**Instructions to follow:**
Print out each entry below exactly, please.

**Dataset content:**
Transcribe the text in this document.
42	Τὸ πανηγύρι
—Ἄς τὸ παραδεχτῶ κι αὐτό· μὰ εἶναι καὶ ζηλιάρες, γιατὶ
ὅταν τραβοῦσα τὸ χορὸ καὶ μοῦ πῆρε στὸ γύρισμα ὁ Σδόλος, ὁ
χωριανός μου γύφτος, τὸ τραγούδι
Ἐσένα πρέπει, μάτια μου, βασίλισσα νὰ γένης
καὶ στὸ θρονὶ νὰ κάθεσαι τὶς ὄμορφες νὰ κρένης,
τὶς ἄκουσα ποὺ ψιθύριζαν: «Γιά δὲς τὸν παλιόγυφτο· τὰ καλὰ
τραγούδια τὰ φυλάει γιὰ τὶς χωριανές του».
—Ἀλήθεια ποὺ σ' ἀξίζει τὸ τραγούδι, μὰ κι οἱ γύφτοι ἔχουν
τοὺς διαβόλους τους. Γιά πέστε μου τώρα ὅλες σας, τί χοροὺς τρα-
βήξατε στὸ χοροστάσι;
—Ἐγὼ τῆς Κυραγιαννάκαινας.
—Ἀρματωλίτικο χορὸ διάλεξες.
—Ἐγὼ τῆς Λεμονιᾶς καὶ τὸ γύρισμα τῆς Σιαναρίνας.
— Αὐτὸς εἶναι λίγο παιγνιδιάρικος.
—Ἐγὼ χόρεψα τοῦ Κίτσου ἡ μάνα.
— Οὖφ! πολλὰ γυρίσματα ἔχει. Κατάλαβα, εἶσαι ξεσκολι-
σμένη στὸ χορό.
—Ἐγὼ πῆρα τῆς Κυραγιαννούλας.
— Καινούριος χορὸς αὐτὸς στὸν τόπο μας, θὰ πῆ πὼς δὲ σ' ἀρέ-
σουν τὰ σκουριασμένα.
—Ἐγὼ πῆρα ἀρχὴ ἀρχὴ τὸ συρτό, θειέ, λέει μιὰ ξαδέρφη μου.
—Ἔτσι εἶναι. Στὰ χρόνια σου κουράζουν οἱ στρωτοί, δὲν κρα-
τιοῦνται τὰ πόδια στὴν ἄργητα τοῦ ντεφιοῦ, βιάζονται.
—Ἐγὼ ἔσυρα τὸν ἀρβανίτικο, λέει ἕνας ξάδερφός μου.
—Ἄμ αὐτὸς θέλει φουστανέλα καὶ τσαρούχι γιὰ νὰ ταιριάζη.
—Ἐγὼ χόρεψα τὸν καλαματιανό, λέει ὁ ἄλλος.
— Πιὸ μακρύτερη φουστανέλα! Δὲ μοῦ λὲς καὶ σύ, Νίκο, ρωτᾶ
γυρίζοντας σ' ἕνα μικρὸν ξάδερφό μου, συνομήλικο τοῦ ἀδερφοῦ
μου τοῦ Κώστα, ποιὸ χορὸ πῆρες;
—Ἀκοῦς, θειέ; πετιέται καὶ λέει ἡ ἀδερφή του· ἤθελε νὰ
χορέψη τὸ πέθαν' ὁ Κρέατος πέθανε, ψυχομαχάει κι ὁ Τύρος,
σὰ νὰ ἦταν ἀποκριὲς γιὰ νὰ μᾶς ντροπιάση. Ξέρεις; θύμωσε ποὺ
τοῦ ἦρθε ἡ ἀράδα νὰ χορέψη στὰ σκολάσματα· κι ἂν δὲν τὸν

**Response to this exercise:**
Transcribe the text in this document.
42	Τὸ πανηγύρι
—Ἄς τὸ παραδεχτῶ κι αὐτό· μὰ εἶναι καὶ ζηλιάρες, γιατὶ
ὅταν τραβοῦσα τὸ χορὸ καὶ μοῦ πῆρε στὸ γύρισμα ὁ Σδόλος, ὁ
χωριανός μου γύφτος, τὸ τραγούδι
Ἐσένα πρέπει, μάτια μου, βασίλισσα νὰ γένης
καὶ στὸ θρονὶ νὰ κάθεσαι τὶς ὄμορφες νὰ κρένης,
τὶς ἄκουσα ποὺ ψιθύριζαν: «Γιά δὲς τὸν παλιόγυφτο· τὰ καλὰ
τραγούδια τὰ φυλάει γιὰ τὶς χωριανές του».
—Ἀλήθεια ποὺ σ' ἀξίζει τὸ τραγούδι, μὰ κι οἱ γύφτοι ἔχουν
τοὺς διαβόλους τους. Γιά πέστε μου τώρα ὅλες σας, τί χοροὺς τρα-
βήξατε στὸ χοροστάσι;
—Ἐγὼ τῆς Κυραγιαννάκαινας.
—Ἀρματωλίτικο χορὸ διάλεξες.
—Ἐγὼ τῆς Λεμονιᾶς καὶ τὸ γύρισμα τῆς Σιαναρίνας.
— Αὐτὸς εἶναι λίγο παιγνιδιάρικος.
—Ἐγὼ χόρεψα τοῦ Κίτσου ἡ μάνα.
— Οὖφ! πολλὰ γυρίσματα ἔχει. Κατάλαβα, εἶσαι ξεσκολι-
σμένη στὸ χορό.
—Ἐγὼ πῆρα τῆς Κυραγιαννούλας.
— Καινούριος χορὸς αὐτὸς στὸν τόπο μας, θὰ πῆ πὼς δὲ σ' ἀρέ-
σουν τὰ σκουριασμένα.
—Ἐγὼ πῆρα ἀρχὴ ἀρχὴ τὸ συρτό, θειέ, λέει μιὰ ξαδέρφη μου.
—Ἔτσι εἶναι. Στὰ χρόνια σου κουράζουν οἱ στρωτοί, δὲν κρα-
τιοῦνται τὰ πόδια στὴν ἄργητα τοῦ ντεφιοῦ, βιάζονται.
—Ἐγὼ ἔσυρα τὸν ἀρβανίτικο, λέει ἕνας ξάδερφός μου.
—Ἄμ αὐτὸς θέλει φουστανέλα καὶ τσαρούχι γιὰ νὰ ταιριάζη.
—Ἐγὼ χόρεψα τὸν καλαματιανό, λέει ὁ ἄλλος.
— Πιὸ μακρύτερη φουστανέλα! Δὲ μοῦ λὲς καὶ σύ, Νίκο, ρωτᾶ
γυρίζοντας σ' ἕνα μικρὸν ξάδερφό μου, συνομήλικο τοῦ ἀδερφοῦ
μου τοῦ Κώστα, ποιὸ χορὸ πῆρες;
—Ἀκοῦς, θειέ; πετιέται καὶ λέει ἡ ἀδερφή του· ἤθελε νὰ
χορέψη τὸ πέθαν' ὁ Κρέατος πέθανε, ψυχομαχάει κι ὁ Τύρος,
σὰ νὰ ἦταν ἀποκριὲς γιὰ νὰ μᾶς ντροπιάση. Ξέρεις; θύμωσε ποὺ
τοῦ ἦρθε ἡ ἀράδα νὰ χορέψη στὰ σκολάσματα· κι ἂν δὲν τὸν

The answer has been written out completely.